■ Exercise directions ■
The entries below should be output exactly as written.

======== Dataset records ========

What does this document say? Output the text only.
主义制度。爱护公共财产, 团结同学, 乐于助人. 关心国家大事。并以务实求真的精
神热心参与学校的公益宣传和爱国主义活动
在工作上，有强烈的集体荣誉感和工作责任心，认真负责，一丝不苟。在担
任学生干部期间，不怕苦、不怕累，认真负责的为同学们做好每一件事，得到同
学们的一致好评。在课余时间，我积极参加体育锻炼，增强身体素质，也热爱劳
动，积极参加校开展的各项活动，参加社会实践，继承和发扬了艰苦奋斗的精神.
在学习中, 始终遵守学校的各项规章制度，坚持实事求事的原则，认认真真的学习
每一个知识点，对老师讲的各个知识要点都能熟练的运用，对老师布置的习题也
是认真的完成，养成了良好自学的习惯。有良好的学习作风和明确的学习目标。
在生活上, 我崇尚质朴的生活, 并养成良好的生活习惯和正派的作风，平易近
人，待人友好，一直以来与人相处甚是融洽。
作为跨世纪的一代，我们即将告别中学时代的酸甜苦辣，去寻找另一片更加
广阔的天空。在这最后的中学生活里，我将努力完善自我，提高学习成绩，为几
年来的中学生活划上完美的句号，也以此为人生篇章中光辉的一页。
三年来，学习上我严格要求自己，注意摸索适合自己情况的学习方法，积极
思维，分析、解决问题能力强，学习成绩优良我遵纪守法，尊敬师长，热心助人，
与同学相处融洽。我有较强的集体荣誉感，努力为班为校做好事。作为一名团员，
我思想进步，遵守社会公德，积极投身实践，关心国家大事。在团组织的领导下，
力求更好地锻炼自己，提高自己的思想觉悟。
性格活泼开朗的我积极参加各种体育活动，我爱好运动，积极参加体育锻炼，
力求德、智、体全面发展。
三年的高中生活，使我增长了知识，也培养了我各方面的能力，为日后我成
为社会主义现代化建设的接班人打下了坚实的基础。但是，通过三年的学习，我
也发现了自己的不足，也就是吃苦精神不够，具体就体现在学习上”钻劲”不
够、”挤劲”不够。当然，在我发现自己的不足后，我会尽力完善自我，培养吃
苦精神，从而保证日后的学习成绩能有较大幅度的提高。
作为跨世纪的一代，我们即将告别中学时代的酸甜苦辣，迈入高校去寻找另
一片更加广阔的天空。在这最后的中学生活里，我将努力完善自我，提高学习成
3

========

■ Task result ■
What does this document say? Output the text only.
主义制度。爱护公共财产, 团结同学, 乐于助人. 关心国家大事。并以务实求真的精
神热心参与学校的公益宣传和爱国主义活动
在工作上，有强烈的集体荣誉感和工作责任心，认真负责，一丝不苟。在担
任学生干部期间，不怕苦、不怕累，认真负责的为同学们做好每一件事，得到同
学们的一致好评。在课余时间，我积极参加体育锻炼，增强身体素质，也热爱劳
动，积极参加校开展的各项活动，参加社会实践，继承和发扬了艰苦奋斗的精神.
在学习中, 始终遵守学校的各项规章制度，坚持实事求事的原则，认认真真的学习
每一个知识点，对老师讲的各个知识要点都能熟练的运用，对老师布置的习题也
是认真的完成，养成了良好自学的习惯。有良好的学习作风和明确的学习目标。
在生活上, 我崇尚质朴的生活, 并养成良好的生活习惯和正派的作风，平易近
人，待人友好，一直以来与人相处甚是融洽。
作为跨世纪的一代，我们即将告别中学时代的酸甜苦辣，去寻找另一片更加
广阔的天空。在这最后的中学生活里，我将努力完善自我，提高学习成绩，为几
年来的中学生活划上完美的句号，也以此为人生篇章中光辉的一页。
三年来，学习上我严格要求自己，注意摸索适合自己情况的学习方法，积极
思维，分析、解决问题能力强，学习成绩优良我遵纪守法，尊敬师长，热心助人，
与同学相处融洽。我有较强的集体荣誉感，努力为班为校做好事。作为一名团员，
我思想进步，遵守社会公德，积极投身实践，关心国家大事。在团组织的领导下，
力求更好地锻炼自己，提高自己的思想觉悟。
性格活泼开朗的我积极参加各种体育活动，我爱好运动，积极参加体育锻炼，
力求德、智、体全面发展。
三年的高中生活，使我增长了知识，也培养了我各方面的能力，为日后我成
为社会主义现代化建设的接班人打下了坚实的基础。但是，通过三年的学习，我
也发现了自己的不足，也就是吃苦精神不够，具体就体现在学习上”钻劲”不
够、”挤劲”不够。当然，在我发现自己的不足后，我会尽力完善自我，培养吃
苦精神，从而保证日后的学习成绩能有较大幅度的提高。
作为跨世纪的一代，我们即将告别中学时代的酸甜苦辣，迈入高校去寻找另
一片更加广阔的天空。在这最后的中学生活里，我将努力完善自我，提高学习成
3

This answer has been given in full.